DATA EXTRACT:
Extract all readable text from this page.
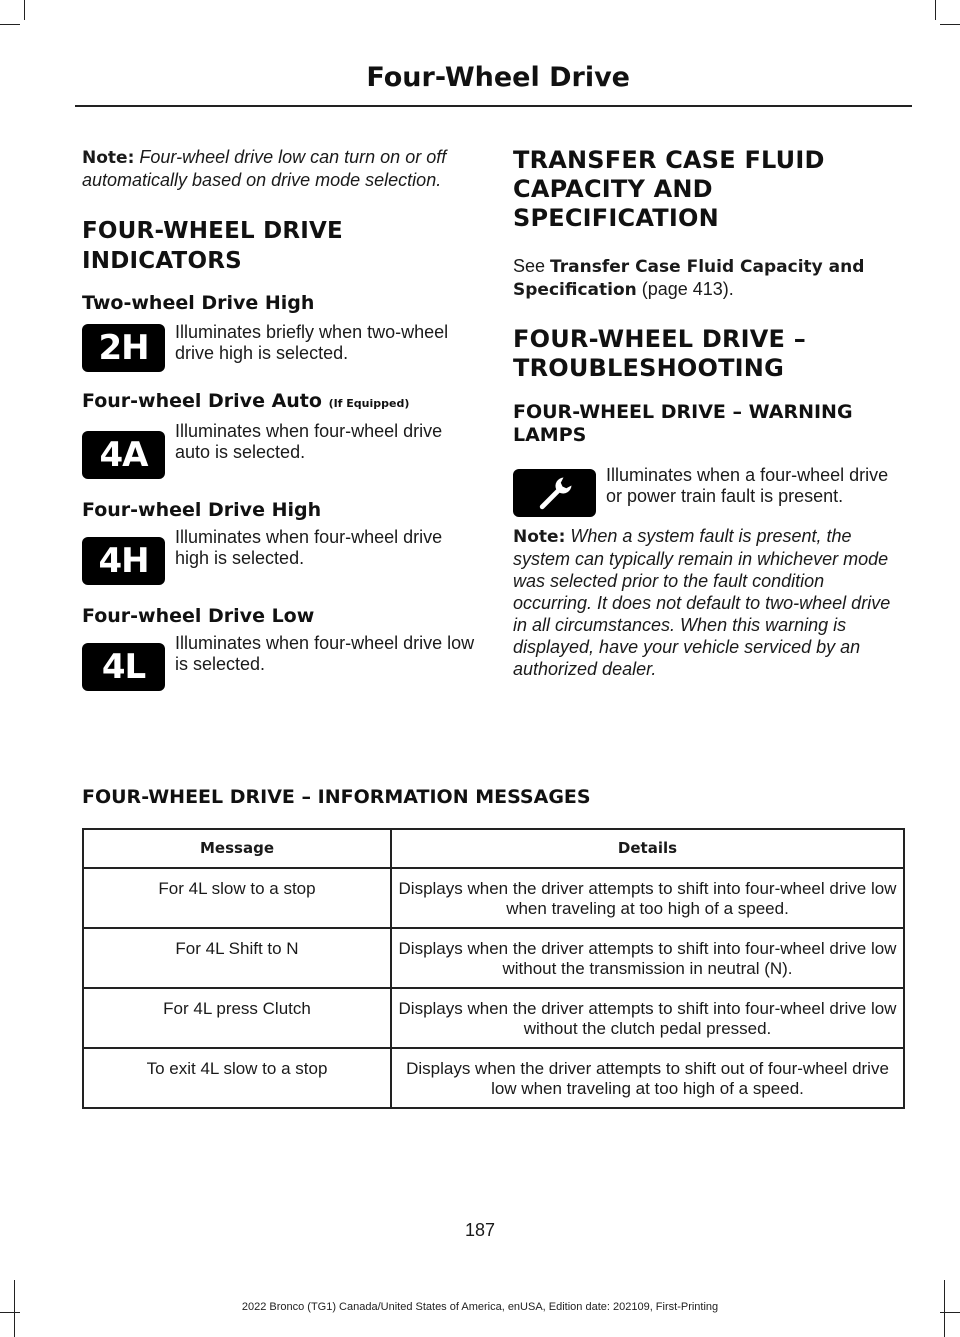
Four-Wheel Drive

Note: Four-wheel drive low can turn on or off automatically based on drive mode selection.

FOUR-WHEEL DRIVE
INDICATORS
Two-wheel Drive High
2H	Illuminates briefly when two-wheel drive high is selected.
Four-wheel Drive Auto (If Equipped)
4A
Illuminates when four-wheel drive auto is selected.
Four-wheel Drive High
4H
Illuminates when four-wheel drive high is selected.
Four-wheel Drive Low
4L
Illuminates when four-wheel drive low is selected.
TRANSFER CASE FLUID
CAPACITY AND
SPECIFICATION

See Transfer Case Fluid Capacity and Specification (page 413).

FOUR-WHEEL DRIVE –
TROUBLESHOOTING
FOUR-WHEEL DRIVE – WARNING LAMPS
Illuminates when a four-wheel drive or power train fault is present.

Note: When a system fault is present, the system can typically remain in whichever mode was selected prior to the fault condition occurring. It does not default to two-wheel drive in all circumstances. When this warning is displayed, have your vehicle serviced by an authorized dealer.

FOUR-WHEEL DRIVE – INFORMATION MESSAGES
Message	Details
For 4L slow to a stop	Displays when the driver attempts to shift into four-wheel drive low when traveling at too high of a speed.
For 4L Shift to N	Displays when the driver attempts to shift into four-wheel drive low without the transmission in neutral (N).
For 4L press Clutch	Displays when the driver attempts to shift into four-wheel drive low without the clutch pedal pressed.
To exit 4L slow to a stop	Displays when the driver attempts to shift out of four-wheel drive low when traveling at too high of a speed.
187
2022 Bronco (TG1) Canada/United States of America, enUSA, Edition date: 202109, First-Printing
* * *
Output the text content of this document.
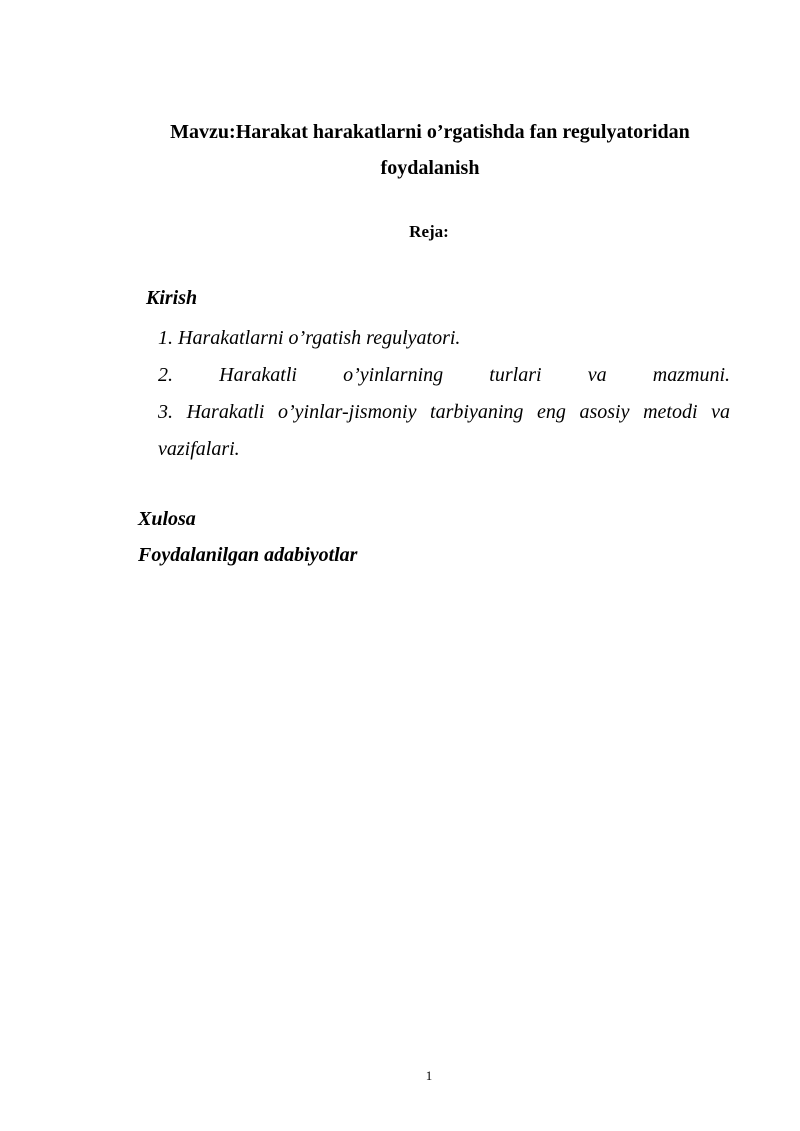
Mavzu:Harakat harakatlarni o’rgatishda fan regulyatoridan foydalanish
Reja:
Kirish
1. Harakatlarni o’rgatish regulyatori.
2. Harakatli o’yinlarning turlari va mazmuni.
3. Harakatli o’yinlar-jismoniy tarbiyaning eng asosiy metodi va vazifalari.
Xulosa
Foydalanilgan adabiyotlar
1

EXERCISE:
Pull out all lines in the data above that include "fault".

TASK ANSWER:
Illuminates when a four-wheel drive or power train fault is present.
Note: When a system fault is present, the system can typically remain in whichever mode was selected prior to the fault condition occurring. It does not default to two-wheel drive in all circumstances. When this warning is displayed, have your vehicle serviced by an authorized dealer.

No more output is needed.